> _Stated problem_:
Word for word, retype every entry in the listing.

-- Given records start --

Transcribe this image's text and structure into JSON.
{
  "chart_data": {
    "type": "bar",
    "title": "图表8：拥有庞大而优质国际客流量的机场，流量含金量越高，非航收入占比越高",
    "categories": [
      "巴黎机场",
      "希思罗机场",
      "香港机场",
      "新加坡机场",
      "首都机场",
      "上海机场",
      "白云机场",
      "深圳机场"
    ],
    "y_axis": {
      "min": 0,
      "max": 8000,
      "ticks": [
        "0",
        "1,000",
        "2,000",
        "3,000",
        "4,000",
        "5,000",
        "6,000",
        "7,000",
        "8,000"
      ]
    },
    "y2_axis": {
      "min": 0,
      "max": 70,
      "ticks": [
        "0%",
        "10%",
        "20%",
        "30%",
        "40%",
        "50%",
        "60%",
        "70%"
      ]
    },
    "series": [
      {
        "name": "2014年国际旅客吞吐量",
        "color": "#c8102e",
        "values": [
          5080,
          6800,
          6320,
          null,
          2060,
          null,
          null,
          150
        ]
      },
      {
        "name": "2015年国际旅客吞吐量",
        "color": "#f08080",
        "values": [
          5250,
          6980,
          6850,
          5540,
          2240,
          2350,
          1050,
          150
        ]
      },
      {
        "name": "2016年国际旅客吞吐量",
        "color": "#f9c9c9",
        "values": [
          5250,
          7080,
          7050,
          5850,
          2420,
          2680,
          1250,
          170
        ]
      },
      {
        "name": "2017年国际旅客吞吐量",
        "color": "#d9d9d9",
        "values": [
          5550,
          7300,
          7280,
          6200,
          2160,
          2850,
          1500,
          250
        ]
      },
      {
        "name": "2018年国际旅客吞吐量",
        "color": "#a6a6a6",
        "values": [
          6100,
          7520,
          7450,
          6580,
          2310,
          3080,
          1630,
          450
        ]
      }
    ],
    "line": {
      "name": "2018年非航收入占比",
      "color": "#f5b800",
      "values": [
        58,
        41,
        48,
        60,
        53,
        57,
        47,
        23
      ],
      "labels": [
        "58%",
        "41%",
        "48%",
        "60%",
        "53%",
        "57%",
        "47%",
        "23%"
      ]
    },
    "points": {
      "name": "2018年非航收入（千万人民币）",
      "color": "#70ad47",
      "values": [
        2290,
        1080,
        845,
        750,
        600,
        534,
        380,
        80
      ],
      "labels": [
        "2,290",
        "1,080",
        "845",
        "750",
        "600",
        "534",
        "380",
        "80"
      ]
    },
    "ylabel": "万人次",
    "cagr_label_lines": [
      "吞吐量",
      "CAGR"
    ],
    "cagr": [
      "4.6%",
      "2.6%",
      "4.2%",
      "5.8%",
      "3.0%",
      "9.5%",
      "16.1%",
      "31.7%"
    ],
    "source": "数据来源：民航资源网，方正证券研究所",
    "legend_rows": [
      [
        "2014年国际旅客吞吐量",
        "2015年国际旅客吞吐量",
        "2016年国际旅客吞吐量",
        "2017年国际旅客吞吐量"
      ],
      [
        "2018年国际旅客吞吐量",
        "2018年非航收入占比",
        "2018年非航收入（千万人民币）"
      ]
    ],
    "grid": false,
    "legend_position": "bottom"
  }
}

-- Given records end --

> _Task answer_:
Transcribe this image's text and structure into JSON.
{
  "chart_data": {
    "type": "bar",
    "title": "图表8：拥有庞大而优质国际客流量的机场，流量含金量越高，非航收入占比越高",
    "categories": [
      "巴黎机场",
      "希思罗机场",
      "香港机场",
      "新加坡机场",
      "首都机场",
      "上海机场",
      "白云机场",
      "深圳机场"
    ],
    "y_axis": {
      "min": 0,
      "max": 8000,
      "ticks": [
        "0",
        "1,000",
        "2,000",
        "3,000",
        "4,000",
        "5,000",
        "6,000",
        "7,000",
        "8,000"
      ]
    },
    "y2_axis": {
      "min": 0,
      "max": 70,
      "ticks": [
        "0%",
        "10%",
        "20%",
        "30%",
        "40%",
        "50%",
        "60%",
        "70%"
      ]
    },
    "series": [
      {
        "name": "2014年国际旅客吞吐量",
        "color": "#c8102e",
        "values": [
          5080,
          6800,
          6320,
          null,
          2060,
          null,
          null,
          150
        ]
      },
      {
        "name": "2015年国际旅客吞吐量",
        "color": "#f08080",
        "values": [
          5250,
          6980,
          6850,
          5540,
          2240,
          2350,
          1050,
          150
        ]
      },
      {
        "name": "2016年国际旅客吞吐量",
        "color": "#f9c9c9",
        "values": [
          5250,
          7080,
          7050,
          5850,
          2420,
          2680,
          1250,
          170
        ]
      },
      {
        "name": "2017年国际旅客吞吐量",
        "color": "#d9d9d9",
        "values": [
          5550,
          7300,
          7280,
          6200,
          2160,
          2850,
          1500,
          250
        ]
      },
      {
        "name": "2018年国际旅客吞吐量",
        "color": "#a6a6a6",
        "values": [
          6100,
          7520,
          7450,
          6580,
          2310,
          3080,
          1630,
          450
        ]
      }
    ],
    "line": {
      "name": "2018年非航收入占比",
      "color": "#f5b800",
      "values": [
        58,
        41,
        48,
        60,
        53,
        57,
        47,
        23
      ],
      "labels": [
        "58%",
        "41%",
        "48%",
        "60%",
        "53%",
        "57%",
        "47%",
        "23%"
      ]
    },
    "points": {
      "name": "2018年非航收入（千万人民币）",
      "color": "#70ad47",
      "values": [
        2290,
        1080,
        845,
        750,
        600,
        534,
        380,
        80
      ],
      "labels": [
        "2,290",
        "1,080",
        "845",
        "750",
        "600",
        "534",
        "380",
        "80"
      ]
    },
    "ylabel": "万人次",
    "cagr_label_lines": [
      "吞吐量",
      "CAGR"
    ],
    "cagr": [
      "4.6%",
      "2.6%",
      "4.2%",
      "5.8%",
      "3.0%",
      "9.5%",
      "16.1%",
      "31.7%"
    ],
    "source": "数据来源：民航资源网，方正证券研究所",
    "legend_rows": [
      [
        "2014年国际旅客吞吐量",
        "2015年国际旅客吞吐量",
        "2016年国际旅客吞吐量",
        "2017年国际旅客吞吐量"
      ],
      [
        "2018年国际旅客吞吐量",
        "2018年非航收入占比",
        "2018年非航收入（千万人民币）"
      ]
    ],
    "grid": false,
    "legend_position": "bottom"
  }
}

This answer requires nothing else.